• [Data records]:
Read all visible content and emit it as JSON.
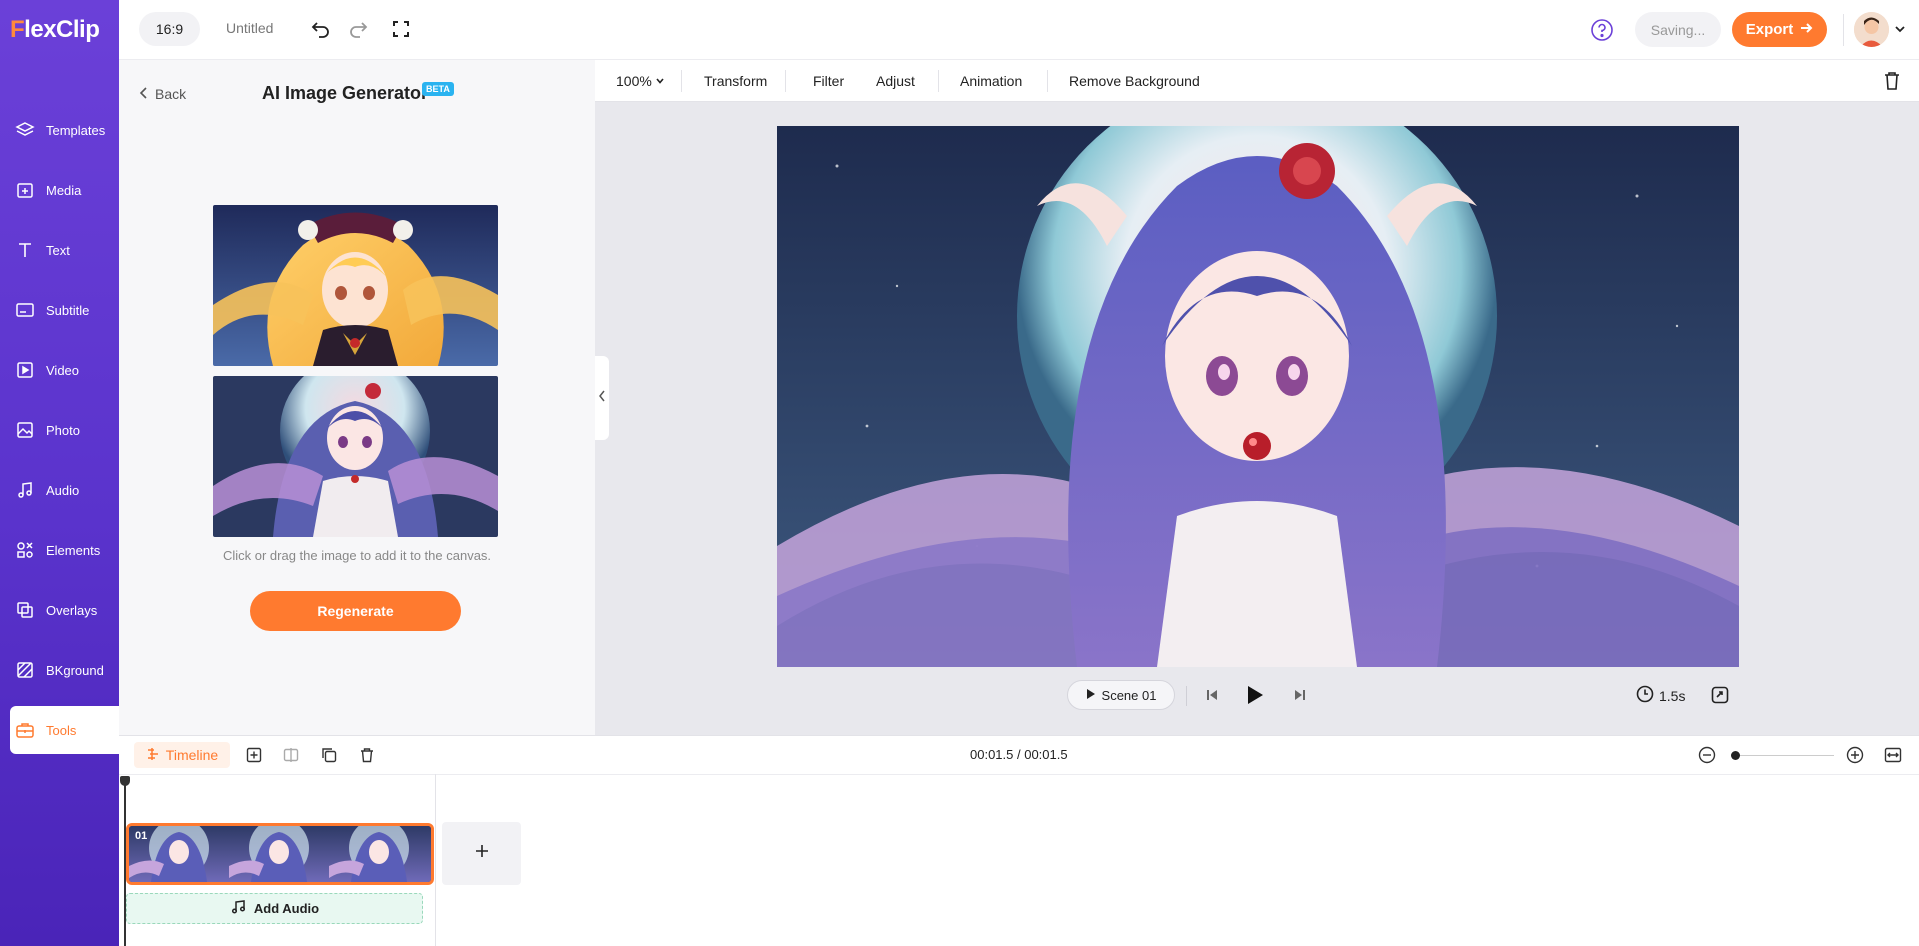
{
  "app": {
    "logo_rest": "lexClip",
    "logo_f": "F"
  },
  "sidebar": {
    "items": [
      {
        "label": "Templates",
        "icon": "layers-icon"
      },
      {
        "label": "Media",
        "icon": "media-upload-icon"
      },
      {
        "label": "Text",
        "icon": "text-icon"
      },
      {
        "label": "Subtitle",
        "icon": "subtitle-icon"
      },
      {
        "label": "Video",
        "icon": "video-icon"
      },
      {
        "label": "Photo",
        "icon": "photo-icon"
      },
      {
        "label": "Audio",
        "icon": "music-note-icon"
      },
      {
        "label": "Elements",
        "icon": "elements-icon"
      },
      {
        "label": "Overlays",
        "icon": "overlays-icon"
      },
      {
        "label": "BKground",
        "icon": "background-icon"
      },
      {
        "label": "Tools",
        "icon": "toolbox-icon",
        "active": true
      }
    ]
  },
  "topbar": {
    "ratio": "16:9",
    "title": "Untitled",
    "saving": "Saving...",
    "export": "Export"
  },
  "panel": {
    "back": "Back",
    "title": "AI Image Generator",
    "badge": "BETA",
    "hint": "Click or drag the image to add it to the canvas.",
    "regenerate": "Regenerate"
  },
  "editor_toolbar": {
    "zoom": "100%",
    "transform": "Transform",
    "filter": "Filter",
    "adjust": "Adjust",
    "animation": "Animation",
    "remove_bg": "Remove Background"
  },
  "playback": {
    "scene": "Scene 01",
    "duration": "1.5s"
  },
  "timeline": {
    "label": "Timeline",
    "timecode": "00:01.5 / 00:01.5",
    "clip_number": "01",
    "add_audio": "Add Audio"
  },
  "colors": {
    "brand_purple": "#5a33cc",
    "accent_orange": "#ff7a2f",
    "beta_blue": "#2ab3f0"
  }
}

• [What to work on]:
Print all entries exactly. The images do not belong in the copy.

• [Result of this exercise]:
Read all visible content and emit it as JSON.
{
  "app": {
    "logo_rest": "lexClip",
    "logo_f": "F"
  },
  "sidebar": {
    "items": [
      {
        "label": "Templates",
        "icon": "layers-icon"
      },
      {
        "label": "Media",
        "icon": "media-upload-icon"
      },
      {
        "label": "Text",
        "icon": "text-icon"
      },
      {
        "label": "Subtitle",
        "icon": "subtitle-icon"
      },
      {
        "label": "Video",
        "icon": "video-icon"
      },
      {
        "label": "Photo",
        "icon": "photo-icon"
      },
      {
        "label": "Audio",
        "icon": "music-note-icon"
      },
      {
        "label": "Elements",
        "icon": "elements-icon"
      },
      {
        "label": "Overlays",
        "icon": "overlays-icon"
      },
      {
        "label": "BKground",
        "icon": "background-icon"
      },
      {
        "label": "Tools",
        "icon": "toolbox-icon",
        "active": true
      }
    ]
  },
  "topbar": {
    "ratio": "16:9",
    "title": "Untitled",
    "saving": "Saving...",
    "export": "Export"
  },
  "panel": {
    "back": "Back",
    "title": "AI Image Generator",
    "badge": "BETA",
    "hint": "Click or drag the image to add it to the canvas.",
    "regenerate": "Regenerate"
  },
  "editor_toolbar": {
    "zoom": "100%",
    "transform": "Transform",
    "filter": "Filter",
    "adjust": "Adjust",
    "animation": "Animation",
    "remove_bg": "Remove Background"
  },
  "playback": {
    "scene": "Scene 01",
    "duration": "1.5s"
  },
  "timeline": {
    "label": "Timeline",
    "timecode": "00:01.5 / 00:01.5",
    "clip_number": "01",
    "add_audio": "Add Audio"
  },
  "colors": {
    "brand_purple": "#5a33cc",
    "accent_orange": "#ff7a2f",
    "beta_blue": "#2ab3f0"
  }
}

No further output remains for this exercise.